Comb the records below for the string "subtitle" and copy each line where it turns up.

Data entries
☆ ☆ ☆ ☆ ☆

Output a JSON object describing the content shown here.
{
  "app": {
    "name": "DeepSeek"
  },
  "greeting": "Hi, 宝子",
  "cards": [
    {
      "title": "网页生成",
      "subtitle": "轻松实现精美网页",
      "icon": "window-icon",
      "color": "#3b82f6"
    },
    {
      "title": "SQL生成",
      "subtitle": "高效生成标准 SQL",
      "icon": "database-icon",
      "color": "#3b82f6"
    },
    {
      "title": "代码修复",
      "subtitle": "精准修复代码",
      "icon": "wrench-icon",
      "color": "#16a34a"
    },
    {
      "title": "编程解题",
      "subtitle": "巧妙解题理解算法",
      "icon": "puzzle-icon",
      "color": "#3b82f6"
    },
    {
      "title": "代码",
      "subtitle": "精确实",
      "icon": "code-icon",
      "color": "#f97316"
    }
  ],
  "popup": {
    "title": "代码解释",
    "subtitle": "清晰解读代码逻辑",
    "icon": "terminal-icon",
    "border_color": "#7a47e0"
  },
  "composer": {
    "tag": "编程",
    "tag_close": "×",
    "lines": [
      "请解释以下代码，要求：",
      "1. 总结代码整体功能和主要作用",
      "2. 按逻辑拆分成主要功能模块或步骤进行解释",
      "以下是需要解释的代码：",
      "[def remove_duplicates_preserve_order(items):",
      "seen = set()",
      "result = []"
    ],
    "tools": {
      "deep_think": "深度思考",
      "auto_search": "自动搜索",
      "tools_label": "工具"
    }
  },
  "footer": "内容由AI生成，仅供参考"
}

☆ ☆ ☆ ☆ ☆

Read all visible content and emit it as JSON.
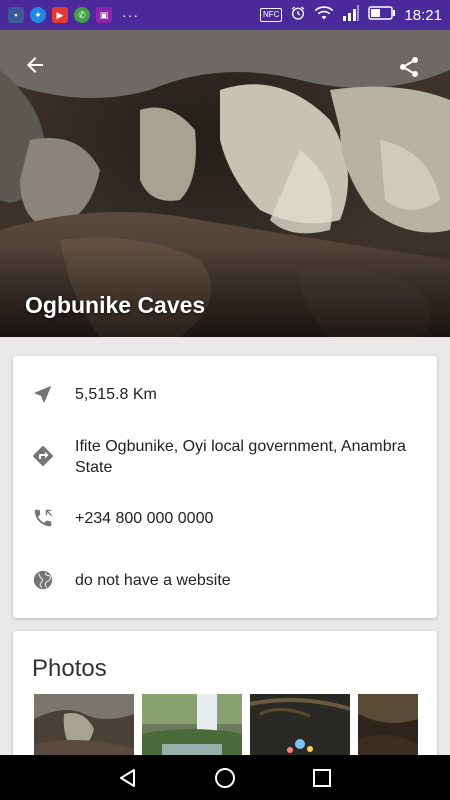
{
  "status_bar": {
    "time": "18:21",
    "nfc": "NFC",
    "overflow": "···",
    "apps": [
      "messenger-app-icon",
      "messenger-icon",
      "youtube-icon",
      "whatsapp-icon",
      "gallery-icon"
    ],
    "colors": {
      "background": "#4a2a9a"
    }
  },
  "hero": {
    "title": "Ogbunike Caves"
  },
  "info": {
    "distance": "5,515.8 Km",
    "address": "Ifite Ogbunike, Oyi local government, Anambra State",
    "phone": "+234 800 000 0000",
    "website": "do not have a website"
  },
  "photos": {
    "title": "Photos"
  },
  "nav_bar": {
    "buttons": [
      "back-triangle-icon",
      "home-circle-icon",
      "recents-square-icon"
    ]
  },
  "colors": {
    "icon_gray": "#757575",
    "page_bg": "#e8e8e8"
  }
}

☆ ☆ ☆ ☆ ☆

# FINISHED ANSWER:
      "subtitle": "轻松实现精美网页",
      "subtitle": "高效生成标准 SQL",
      "subtitle": "精准修复代码",
      "subtitle": "巧妙解题理解算法",
      "subtitle": "精确实",
    "subtitle": "清晰解读代码逻辑",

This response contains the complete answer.